* _Work to complete_
Answer from the mailing-list message:
(a) What is the buildfarm still complaining about?
(b) According to the code, the "failures" column is the sum of which two columns?
(c) In the removed documentation lines, what do time_epoch and time_us show?

* _Excerpted text_
Re: [HACKERS] WIP aPatch: Pgbench Serialization and deadlock errors - Mailing list pgsql-hackers

From Tom Lane
Subject Re: [HACKERS] WIP aPatch: Pgbench Serialization and deadlock errors
Date
Msg-id 4183048.1649536705@sss.pgh.pa.us
Whole thread Raw
In response to Re: [HACKERS] WIP aPatch: Pgbench Serialization and deadlock errors  (Tatsuo Ishii <ishii@sraoss.co.jp>)
Responses Re: [HACKERS] WIP aPatch: Pgbench Serialization and deadlock errors  (Tatsuo Ishii <ishii@sraoss.co.jp>)
Re: [HACKERS] WIP aPatch: Pgbench Serialization and deadlock errors  (Fabien COELHO <coelho@cri.ensmp.fr>)
List pgsql-hackers
Tatsuo Ishii <ishii@sraoss.co.jp> writes:
> Patch pushed. Thanks.

The buildfarm is still complaining about the synopsis being too
wide for PDF format.  I think what we ought to do is give up on
using a <synopsis> for log lines at all, and instead convert the
documentation into a tabular list of fields.  Proposal attached,
which also fixes a couple of outright errors.

One thing that this doesn't fix is that the existing text appears
to suggest that the "failures" column is something different from
the sum of the serialization_failures and deadlock_failures
columns, which it's obvious from the code is not so.  If this isn't
a code bug then I think we ought to just drop that column entirely,
because it's redundant.

(BTW, now that I've read this stuff I am quite horrified by how
the non-aggregated log format has been mangled for error retries,
and will be probably be submitting a proposal to change that.
But that's a different issue.)

            regards, tom lane

diff --git a/doc/src/sgml/ref/pgbench.sgml b/doc/src/sgml/ref/pgbench.sgml
index 9ba26e5e86..d12cbaa8ab 100644
--- a/doc/src/sgml/ref/pgbench.sgml
+++ b/doc/src/sgml/ref/pgbench.sgml
@@ -2289,33 +2289,95 @@ END;
   </para>

   <para>
-   The format of the log is:
-
-<synopsis>
-<replaceable>client_id</replaceable> <replaceable>transaction_no</replaceable> <replaceable>time</replaceable>
<replaceable>script_no</replaceable><replaceable>time_epoch</replaceable> <replaceable>time_us</replaceable> <optional>
<replaceable>schedule_lag</replaceable></optional> <optional> <replaceable>retries</replaceable> </optional> 
-</synopsis>
-
-   where
-   <replaceable>client_id</replaceable> indicates which client session ran the transaction,
-   <replaceable>transaction_no</replaceable> counts how many transactions have been
-   run by that session,
-   <replaceable>time</replaceable> is the total elapsed transaction time in microseconds,
-   <replaceable>script_no</replaceable> identifies which script file was used (useful when
-   multiple scripts were specified with <option>-f</option> or <option>-b</option>),
-   and <replaceable>time_epoch</replaceable>/<replaceable>time_us</replaceable> are a
-   Unix-epoch time stamp and an offset
-   in microseconds (suitable for creating an ISO 8601
-   time stamp with fractional seconds) showing when
-   the transaction completed.

* _Data extract_
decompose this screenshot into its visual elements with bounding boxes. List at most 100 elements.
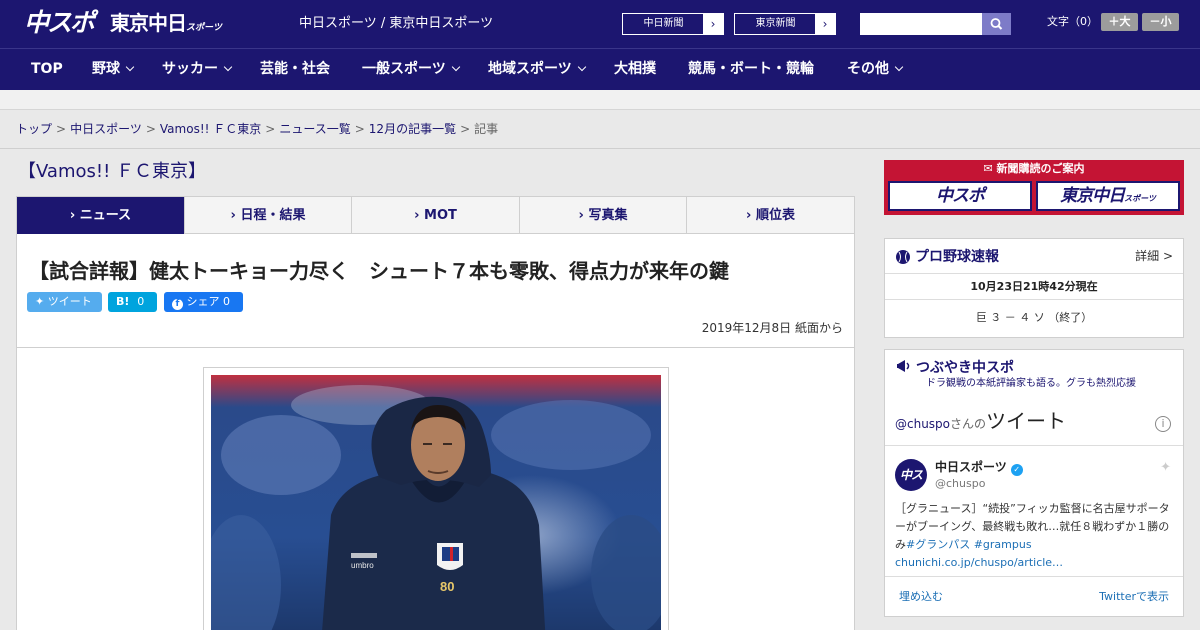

* _Exercise solution_
(a) The synopsis is too wide for PDF format.
(b) The serialization_failures and deadlock_failures columns.
(c) A Unix-epoch time stamp and an offset in microseconds showing when the transaction completed.